===== Records for the exercise

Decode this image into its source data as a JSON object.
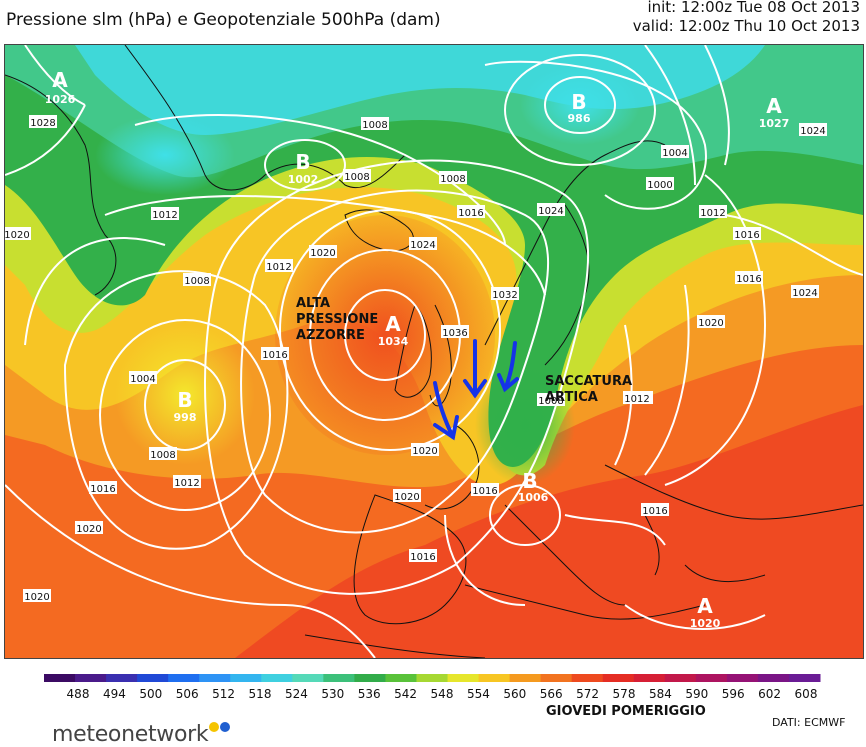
{
  "header": {
    "title": "Pressione slm (hPa) e Geopotenziale 500hPa (dam)",
    "init": "init: 12:00z Tue 08 Oct 2013",
    "valid": "valid: 12:00z Thu 10 Oct 2013"
  },
  "annotations": {
    "azores": "ALTA\nPRESSIONE\nAZZORRE",
    "arctic": "SACCATURA\nARTICA",
    "footer": "GIOVEDI POMERIGGIO",
    "source": "DATI:  ECMWF"
  },
  "brand": {
    "name": "meteonetwork",
    "dot1": "#f5c400",
    "dot2": "#1f5fd0"
  },
  "colors": {
    "arrow": "#1533e8",
    "isobar": "#ffffff"
  },
  "colorbar": {
    "ticks": [
      "488",
      "494",
      "500",
      "506",
      "512",
      "518",
      "524",
      "530",
      "536",
      "542",
      "548",
      "554",
      "560",
      "566",
      "572",
      "578",
      "584",
      "590",
      "596",
      "602",
      "608"
    ],
    "colors": [
      "#3b0a63",
      "#4a1a8a",
      "#3a2fb0",
      "#2049d6",
      "#1f6ff0",
      "#2e93f5",
      "#33b5ef",
      "#3fd0e0",
      "#55d9b8",
      "#3cc07a",
      "#32ac4a",
      "#59c23a",
      "#a6d832",
      "#e6e62c",
      "#f7c623",
      "#f59a1f",
      "#f27320",
      "#ee4a1f",
      "#e52d24",
      "#d61f35",
      "#c2184a",
      "#ad1460",
      "#951275",
      "#7a1586",
      "#6a1c95"
    ]
  },
  "pressure_centers": [
    {
      "letter": "A",
      "value": "1026"
    },
    {
      "letter": "B",
      "value": "986"
    },
    {
      "letter": "A",
      "value": "1027"
    },
    {
      "letter": "B",
      "value": "1002"
    },
    {
      "letter": "A",
      "value": "1034"
    },
    {
      "letter": "B",
      "value": "998"
    },
    {
      "letter": "B",
      "value": "1006"
    },
    {
      "letter": "A",
      "value": "1020"
    }
  ],
  "isobar_labels": [
    "1008",
    "1008",
    "1008",
    "1004",
    "1000",
    "1012",
    "1016",
    "1020",
    "1024",
    "1028",
    "1032",
    "1036",
    "1020",
    "1016",
    "1012",
    "1008",
    "1004",
    "1008",
    "1012",
    "1016",
    "1020",
    "1020",
    "1016",
    "1024",
    "1024",
    "1016",
    "1012",
    "1008",
    "1012",
    "1024",
    "1020",
    "1016",
    "1012",
    "1020",
    "1016",
    "1020",
    "1016"
  ]
}
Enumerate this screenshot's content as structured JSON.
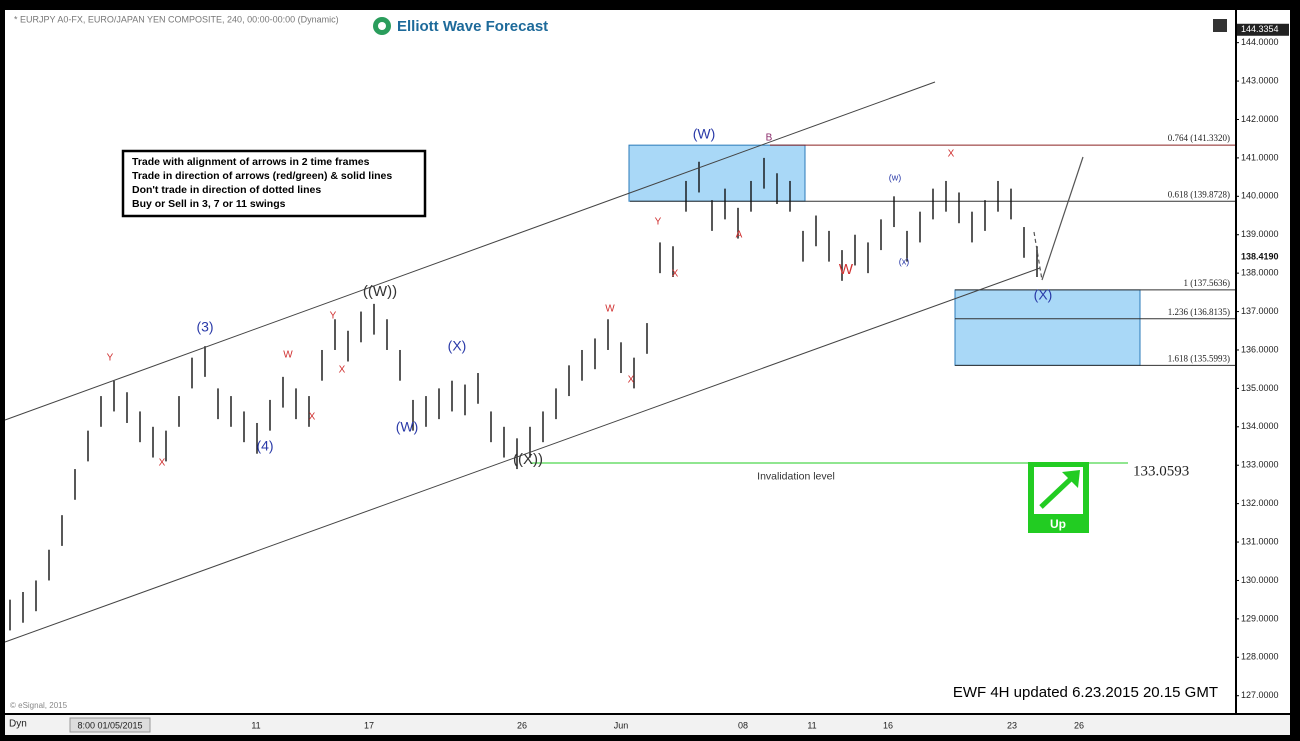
{
  "chart_data": {
    "type": "ohlc",
    "title": "* EURJPY A0-FX, EURO/JAPAN YEN COMPOSITE, 240, 00:00-00:00 (Dynamic)",
    "brand": "Elliott Wave Forecast",
    "footer": "EWF 4H updated 6.23.2015 20.15 GMT",
    "copyright": "© eSignal, 2015",
    "mode": "Dyn",
    "signal": "Up",
    "notes": [
      "Trade with alignment of arrows in 2 time frames",
      "Trade in direction of arrows (red/green) & solid lines",
      "Don't trade in direction of dotted lines",
      "Buy or Sell in 3, 7 or 11 swings"
    ],
    "color": "#111111",
    "high": [
      129.5,
      129.7,
      130.0,
      130.8,
      131.7,
      132.9,
      133.9,
      134.8,
      135.2,
      134.9,
      134.4,
      134.0,
      133.9,
      134.8,
      135.8,
      136.1,
      135.0,
      134.8,
      134.4,
      134.1,
      134.7,
      135.3,
      135.0,
      134.8,
      136.0,
      136.8,
      136.5,
      137.0,
      137.2,
      136.8,
      136.0,
      134.7,
      134.8,
      135.0,
      135.2,
      135.1,
      135.4,
      134.4,
      134.0,
      133.7,
      134.0,
      134.4,
      135.0,
      135.6,
      136.0,
      136.3,
      136.8,
      136.2,
      135.8,
      136.7,
      138.8,
      138.7,
      140.4,
      140.9,
      139.9,
      140.2,
      139.7,
      140.4,
      141.0,
      140.6,
      140.4,
      139.1,
      139.5,
      139.1,
      138.6,
      139.0,
      138.8,
      139.4,
      140.0,
      139.1,
      139.6,
      140.2,
      140.4,
      140.1,
      139.6,
      139.9,
      140.4,
      140.2,
      139.2,
      138.7
    ],
    "low": [
      128.7,
      128.9,
      129.2,
      130.0,
      130.9,
      132.1,
      133.1,
      134.0,
      134.4,
      134.1,
      133.6,
      133.2,
      133.1,
      134.0,
      135.0,
      135.3,
      134.2,
      134.0,
      133.6,
      133.3,
      133.9,
      134.5,
      134.2,
      134.0,
      135.2,
      136.0,
      135.7,
      136.2,
      136.4,
      136.0,
      135.2,
      133.9,
      134.0,
      134.2,
      134.4,
      134.3,
      134.6,
      133.6,
      133.2,
      132.9,
      133.2,
      133.6,
      134.2,
      134.8,
      135.2,
      135.5,
      136.0,
      135.4,
      135.0,
      135.9,
      138.0,
      137.9,
      139.6,
      140.1,
      139.1,
      139.4,
      138.9,
      139.6,
      140.2,
      139.8,
      139.6,
      138.3,
      138.7,
      138.3,
      137.8,
      138.2,
      138.0,
      138.6,
      139.2,
      138.3,
      138.8,
      139.4,
      139.6,
      139.3,
      138.8,
      139.1,
      139.6,
      139.4,
      138.4,
      137.9
    ],
    "ylim": [
      126.55,
      144.85
    ],
    "yticks": [
      {
        "value": 127,
        "label": "127.0000"
      },
      {
        "value": 128,
        "label": "128.0000"
      },
      {
        "value": 129,
        "label": "129.0000"
      },
      {
        "value": 130,
        "label": "130.0000"
      },
      {
        "value": 131,
        "label": "131.0000"
      },
      {
        "value": 132,
        "label": "132.0000"
      },
      {
        "value": 133,
        "label": "133.0000"
      },
      {
        "value": 134,
        "label": "134.0000"
      },
      {
        "value": 135,
        "label": "135.0000"
      },
      {
        "value": 136,
        "label": "136.0000"
      },
      {
        "value": 137,
        "label": "137.0000"
      },
      {
        "value": 138,
        "label": "138.0000"
      },
      {
        "value": 139,
        "label": "139.0000"
      },
      {
        "value": 140,
        "label": "140.0000"
      },
      {
        "value": 141,
        "label": "141.0000"
      },
      {
        "value": 142,
        "label": "142.0000"
      },
      {
        "value": 143,
        "label": "143.0000"
      },
      {
        "value": 144,
        "label": "144.0000"
      }
    ],
    "price_tags": [
      {
        "value": 144.3354,
        "label": "144.3354"
      },
      {
        "value": 138.419,
        "label": "138.4190"
      }
    ],
    "xlabels": [
      "8:00 01/05/2015",
      "11",
      "17",
      "26",
      "Jun",
      "08",
      "11",
      "16",
      "23",
      "26"
    ],
    "levels": [
      {
        "value": 141.332,
        "label": "0.764 (141.3320)",
        "color": "#8b2020"
      },
      {
        "value": 139.8728,
        "label": "0.618 (139.8728)",
        "color": "#333333"
      },
      {
        "value": 137.5636,
        "label": "1 (137.5636)",
        "color": "#333333"
      },
      {
        "value": 136.8135,
        "label": "1.236 (136.8135)",
        "color": "#333333"
      },
      {
        "value": 135.5993,
        "label": "1.618 (135.5993)",
        "color": "#333333"
      }
    ],
    "invalidation": {
      "value": 133.0593,
      "label": "133.0593",
      "text": "Invalidation level",
      "color": "#22cc22"
    },
    "box_color": "#a9d8f7",
    "waves": [
      {
        "text": "Y",
        "color": "#d03030"
      },
      {
        "text": "X",
        "color": "#d03030"
      },
      {
        "text": "(3)",
        "color": "#2a3aa8"
      },
      {
        "text": "(4)",
        "color": "#2a3aa8"
      },
      {
        "text": "W",
        "color": "#d03030"
      },
      {
        "text": "X",
        "color": "#d03030"
      },
      {
        "text": "Y",
        "color": "#d03030"
      },
      {
        "text": "X",
        "color": "#d03030"
      },
      {
        "text": "((W))",
        "color": "#333333"
      },
      {
        "text": "(W)",
        "color": "#2a3aa8"
      },
      {
        "text": "(X)",
        "color": "#2a3aa8"
      },
      {
        "text": "((X))",
        "color": "#333333"
      },
      {
        "text": "W",
        "color": "#d03030"
      },
      {
        "text": "X",
        "color": "#d03030"
      },
      {
        "text": "Y",
        "color": "#d03030"
      },
      {
        "text": "X",
        "color": "#d03030"
      },
      {
        "text": "(W)",
        "color": "#2a3aa8"
      },
      {
        "text": "A",
        "color": "#d03030"
      },
      {
        "text": "B",
        "color": "#8a2a6a"
      },
      {
        "text": "W",
        "color": "#d03030"
      },
      {
        "text": "(w)",
        "color": "#2a3aa8"
      },
      {
        "text": "(x)",
        "color": "#2a3aa8"
      },
      {
        "text": "X",
        "color": "#d03030"
      },
      {
        "text": "(X)",
        "color": "#2a3aa8"
      }
    ]
  }
}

==========

- **Do this**
Copy each line from the data above that includes "lines".

- **Written answer**
      "Trade in direction of arrows (red/green) & solid lines",
      "Don't trade in direction of dotted lines",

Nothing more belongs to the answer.